(Extracted data entries)
◆ ◆ ◆
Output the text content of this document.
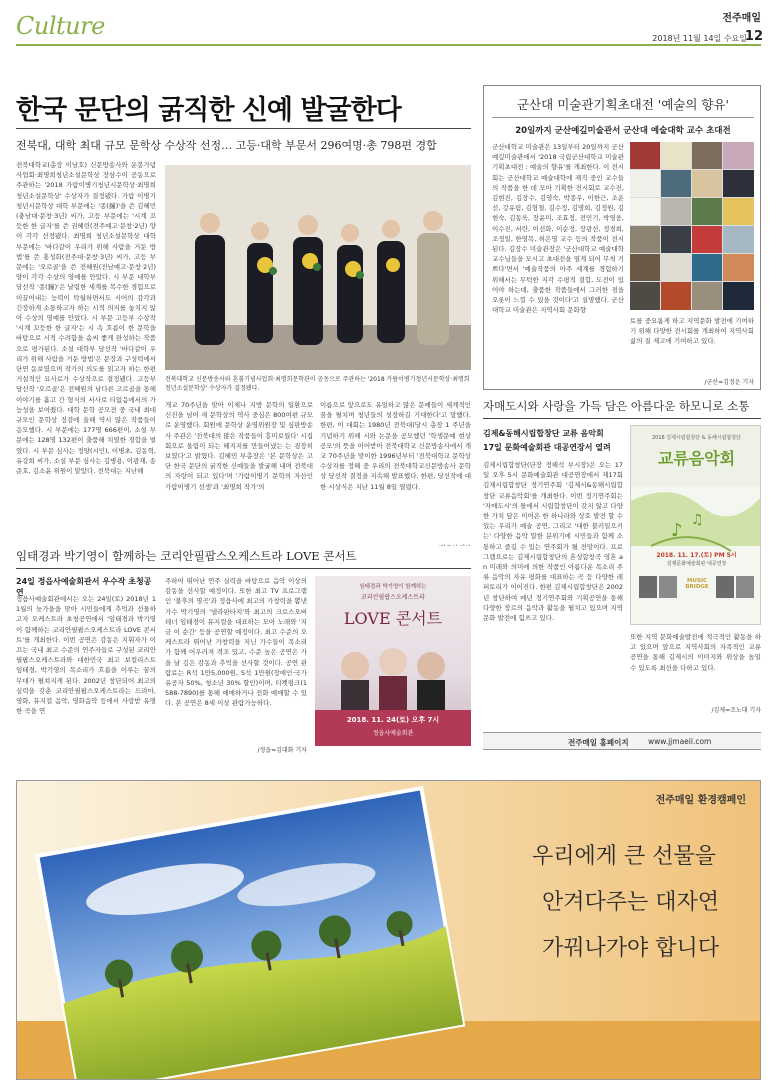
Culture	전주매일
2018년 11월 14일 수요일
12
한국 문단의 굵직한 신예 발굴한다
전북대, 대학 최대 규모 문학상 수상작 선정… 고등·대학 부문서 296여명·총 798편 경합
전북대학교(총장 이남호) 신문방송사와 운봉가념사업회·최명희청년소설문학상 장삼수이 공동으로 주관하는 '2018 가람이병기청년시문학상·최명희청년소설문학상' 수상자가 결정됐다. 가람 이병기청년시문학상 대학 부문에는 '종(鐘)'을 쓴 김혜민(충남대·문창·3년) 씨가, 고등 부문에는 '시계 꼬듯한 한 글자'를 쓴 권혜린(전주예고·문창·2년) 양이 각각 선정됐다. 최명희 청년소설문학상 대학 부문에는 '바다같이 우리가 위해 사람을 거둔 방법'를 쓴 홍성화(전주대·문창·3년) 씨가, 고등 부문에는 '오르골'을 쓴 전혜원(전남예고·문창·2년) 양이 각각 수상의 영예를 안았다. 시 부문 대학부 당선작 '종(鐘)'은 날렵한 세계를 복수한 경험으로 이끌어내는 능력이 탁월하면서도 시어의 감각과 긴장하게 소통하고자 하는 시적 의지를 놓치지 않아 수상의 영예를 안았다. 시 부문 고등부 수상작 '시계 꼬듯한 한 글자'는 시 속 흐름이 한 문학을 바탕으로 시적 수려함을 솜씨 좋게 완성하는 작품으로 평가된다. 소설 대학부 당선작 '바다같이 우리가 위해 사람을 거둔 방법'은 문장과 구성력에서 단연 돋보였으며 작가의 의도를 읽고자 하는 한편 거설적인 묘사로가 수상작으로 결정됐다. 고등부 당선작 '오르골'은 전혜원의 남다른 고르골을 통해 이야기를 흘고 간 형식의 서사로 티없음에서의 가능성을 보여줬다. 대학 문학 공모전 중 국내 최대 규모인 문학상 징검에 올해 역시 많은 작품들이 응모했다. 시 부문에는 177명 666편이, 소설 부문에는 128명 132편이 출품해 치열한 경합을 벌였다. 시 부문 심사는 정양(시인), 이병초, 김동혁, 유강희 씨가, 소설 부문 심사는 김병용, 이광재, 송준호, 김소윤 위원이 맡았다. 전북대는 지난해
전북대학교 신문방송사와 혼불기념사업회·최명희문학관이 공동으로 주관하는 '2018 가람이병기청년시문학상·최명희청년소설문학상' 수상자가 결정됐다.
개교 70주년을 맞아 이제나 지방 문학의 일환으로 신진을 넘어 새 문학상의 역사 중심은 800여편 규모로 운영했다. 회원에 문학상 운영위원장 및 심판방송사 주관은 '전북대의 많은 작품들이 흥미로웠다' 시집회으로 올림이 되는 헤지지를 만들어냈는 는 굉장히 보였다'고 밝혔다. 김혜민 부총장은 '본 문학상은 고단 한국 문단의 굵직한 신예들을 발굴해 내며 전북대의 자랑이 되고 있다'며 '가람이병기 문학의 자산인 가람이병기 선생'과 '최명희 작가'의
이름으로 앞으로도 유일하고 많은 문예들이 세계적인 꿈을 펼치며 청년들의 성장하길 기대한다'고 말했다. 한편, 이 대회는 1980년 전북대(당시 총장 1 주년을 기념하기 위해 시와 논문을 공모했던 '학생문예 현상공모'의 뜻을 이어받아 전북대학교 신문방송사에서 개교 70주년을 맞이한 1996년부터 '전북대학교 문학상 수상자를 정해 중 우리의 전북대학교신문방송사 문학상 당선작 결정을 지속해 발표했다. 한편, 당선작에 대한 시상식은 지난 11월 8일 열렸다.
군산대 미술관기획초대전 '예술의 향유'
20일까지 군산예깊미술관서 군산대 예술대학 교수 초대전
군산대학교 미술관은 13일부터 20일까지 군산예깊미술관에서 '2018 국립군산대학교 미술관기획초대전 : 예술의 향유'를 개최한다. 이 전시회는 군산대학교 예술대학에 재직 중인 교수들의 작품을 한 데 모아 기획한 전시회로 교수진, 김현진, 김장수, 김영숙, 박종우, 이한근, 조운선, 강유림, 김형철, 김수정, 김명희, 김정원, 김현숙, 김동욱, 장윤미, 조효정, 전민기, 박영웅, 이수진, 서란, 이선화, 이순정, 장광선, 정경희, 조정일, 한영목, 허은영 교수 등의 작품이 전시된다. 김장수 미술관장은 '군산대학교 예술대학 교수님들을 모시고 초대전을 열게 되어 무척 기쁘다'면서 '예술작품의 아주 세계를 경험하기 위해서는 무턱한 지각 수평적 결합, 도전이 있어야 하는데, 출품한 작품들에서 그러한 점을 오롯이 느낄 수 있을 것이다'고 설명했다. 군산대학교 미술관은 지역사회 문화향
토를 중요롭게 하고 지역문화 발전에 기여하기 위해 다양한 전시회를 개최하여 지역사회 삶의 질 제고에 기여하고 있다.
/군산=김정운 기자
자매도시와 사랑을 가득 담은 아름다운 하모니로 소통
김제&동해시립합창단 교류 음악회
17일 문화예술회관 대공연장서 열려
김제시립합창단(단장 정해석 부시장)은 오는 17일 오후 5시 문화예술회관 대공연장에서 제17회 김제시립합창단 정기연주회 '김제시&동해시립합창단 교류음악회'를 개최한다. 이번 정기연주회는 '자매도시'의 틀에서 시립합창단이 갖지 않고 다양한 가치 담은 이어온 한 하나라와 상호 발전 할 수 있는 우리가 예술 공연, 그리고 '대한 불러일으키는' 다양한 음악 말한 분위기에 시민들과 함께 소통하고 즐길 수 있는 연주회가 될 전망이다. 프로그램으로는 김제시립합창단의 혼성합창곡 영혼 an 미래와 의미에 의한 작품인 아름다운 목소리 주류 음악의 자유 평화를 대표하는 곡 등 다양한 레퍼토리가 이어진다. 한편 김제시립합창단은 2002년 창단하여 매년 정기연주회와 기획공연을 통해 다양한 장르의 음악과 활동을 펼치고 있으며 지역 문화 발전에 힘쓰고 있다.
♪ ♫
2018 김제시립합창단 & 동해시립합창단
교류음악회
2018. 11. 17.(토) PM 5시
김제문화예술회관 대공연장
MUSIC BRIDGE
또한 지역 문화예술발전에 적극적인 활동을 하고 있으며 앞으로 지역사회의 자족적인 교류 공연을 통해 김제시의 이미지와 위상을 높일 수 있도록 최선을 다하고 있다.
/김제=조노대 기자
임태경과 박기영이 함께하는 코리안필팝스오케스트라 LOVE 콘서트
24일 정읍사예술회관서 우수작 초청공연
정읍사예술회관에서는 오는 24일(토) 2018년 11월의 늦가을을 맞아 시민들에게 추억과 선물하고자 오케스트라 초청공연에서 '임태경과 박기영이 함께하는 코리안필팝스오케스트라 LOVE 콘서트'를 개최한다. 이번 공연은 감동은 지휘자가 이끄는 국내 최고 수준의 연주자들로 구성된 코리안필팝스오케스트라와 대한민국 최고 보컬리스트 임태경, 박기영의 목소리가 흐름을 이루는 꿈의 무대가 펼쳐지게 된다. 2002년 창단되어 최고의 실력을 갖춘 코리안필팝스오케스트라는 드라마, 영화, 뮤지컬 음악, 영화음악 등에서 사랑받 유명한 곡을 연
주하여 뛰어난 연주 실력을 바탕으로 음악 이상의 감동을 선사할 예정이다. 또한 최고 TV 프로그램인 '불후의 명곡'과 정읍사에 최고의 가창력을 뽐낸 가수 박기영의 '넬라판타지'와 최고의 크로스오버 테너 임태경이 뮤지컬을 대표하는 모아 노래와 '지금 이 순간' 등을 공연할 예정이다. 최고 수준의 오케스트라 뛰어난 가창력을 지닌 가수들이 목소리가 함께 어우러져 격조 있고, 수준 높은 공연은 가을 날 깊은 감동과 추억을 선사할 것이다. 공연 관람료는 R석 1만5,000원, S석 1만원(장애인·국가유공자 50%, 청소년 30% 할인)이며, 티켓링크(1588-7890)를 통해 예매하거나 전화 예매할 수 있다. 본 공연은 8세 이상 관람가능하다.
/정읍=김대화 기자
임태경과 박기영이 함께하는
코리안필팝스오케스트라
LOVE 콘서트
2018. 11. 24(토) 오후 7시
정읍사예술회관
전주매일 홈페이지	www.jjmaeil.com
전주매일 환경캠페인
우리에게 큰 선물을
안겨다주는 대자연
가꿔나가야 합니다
◆ ◆ ◆
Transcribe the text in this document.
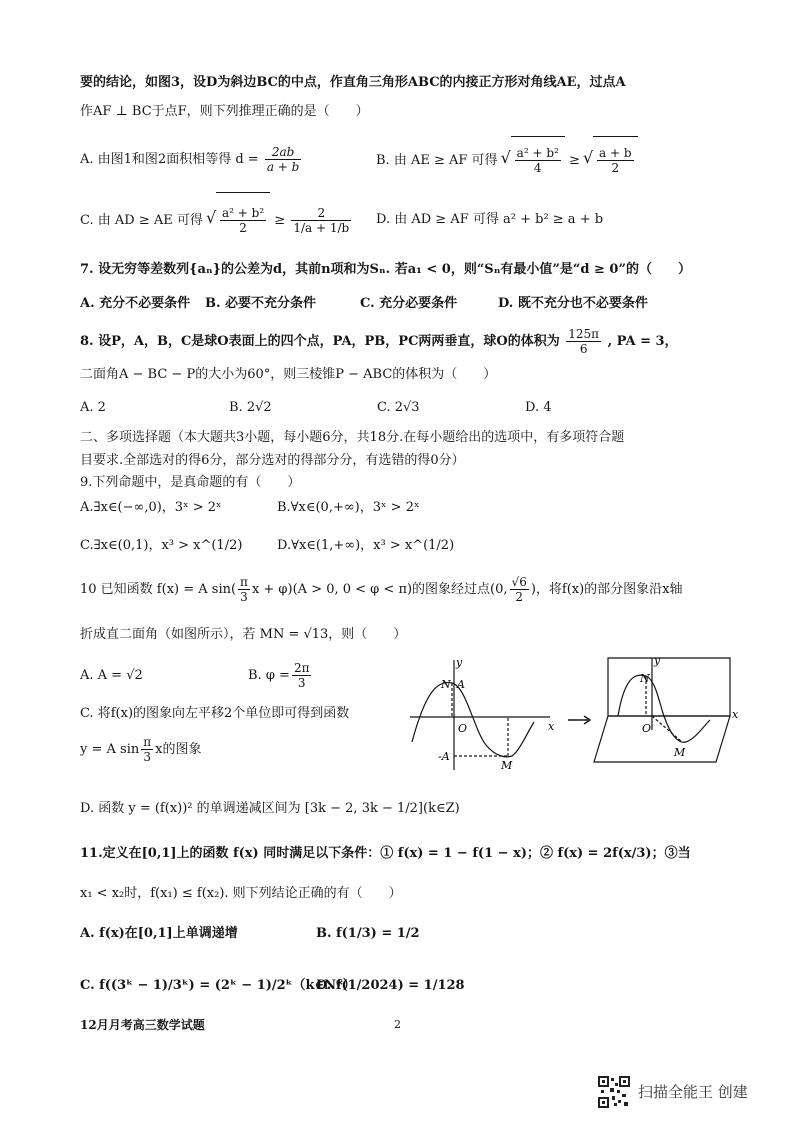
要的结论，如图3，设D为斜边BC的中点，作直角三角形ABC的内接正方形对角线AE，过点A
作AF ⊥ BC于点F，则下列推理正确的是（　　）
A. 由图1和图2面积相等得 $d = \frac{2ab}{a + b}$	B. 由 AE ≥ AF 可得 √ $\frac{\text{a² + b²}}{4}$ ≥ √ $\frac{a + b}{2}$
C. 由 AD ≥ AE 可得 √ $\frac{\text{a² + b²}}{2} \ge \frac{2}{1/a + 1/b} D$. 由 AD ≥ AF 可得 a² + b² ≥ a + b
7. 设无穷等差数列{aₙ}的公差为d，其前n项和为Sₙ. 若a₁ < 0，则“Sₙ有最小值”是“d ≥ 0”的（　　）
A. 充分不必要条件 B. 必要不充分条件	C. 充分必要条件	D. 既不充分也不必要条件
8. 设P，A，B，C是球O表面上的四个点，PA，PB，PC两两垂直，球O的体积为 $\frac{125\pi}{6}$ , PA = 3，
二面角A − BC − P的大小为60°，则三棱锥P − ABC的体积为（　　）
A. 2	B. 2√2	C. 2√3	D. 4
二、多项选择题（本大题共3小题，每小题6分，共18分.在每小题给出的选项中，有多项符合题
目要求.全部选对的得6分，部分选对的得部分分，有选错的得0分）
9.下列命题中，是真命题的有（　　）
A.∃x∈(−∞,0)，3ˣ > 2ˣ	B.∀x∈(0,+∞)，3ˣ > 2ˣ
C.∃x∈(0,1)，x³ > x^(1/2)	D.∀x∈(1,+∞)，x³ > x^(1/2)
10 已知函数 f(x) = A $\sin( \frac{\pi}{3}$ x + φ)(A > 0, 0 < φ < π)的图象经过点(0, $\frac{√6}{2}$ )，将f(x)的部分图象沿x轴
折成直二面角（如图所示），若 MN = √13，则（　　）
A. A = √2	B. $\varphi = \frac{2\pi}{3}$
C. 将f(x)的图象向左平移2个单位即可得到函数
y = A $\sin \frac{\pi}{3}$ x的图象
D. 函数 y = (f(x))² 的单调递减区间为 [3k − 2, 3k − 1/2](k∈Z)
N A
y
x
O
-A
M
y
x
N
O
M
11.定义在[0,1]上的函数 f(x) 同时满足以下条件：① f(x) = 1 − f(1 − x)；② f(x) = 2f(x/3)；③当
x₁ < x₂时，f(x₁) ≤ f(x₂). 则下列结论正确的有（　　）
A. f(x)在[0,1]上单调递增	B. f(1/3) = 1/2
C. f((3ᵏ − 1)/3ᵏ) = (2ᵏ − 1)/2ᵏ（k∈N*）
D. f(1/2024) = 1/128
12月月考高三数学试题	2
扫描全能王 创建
◆ ◆ ◆
▸ **Required task**
Look through the material and copy each line that has "document".

▸ **Task response**
Output the text content of this document.
Transcribe the text in this document.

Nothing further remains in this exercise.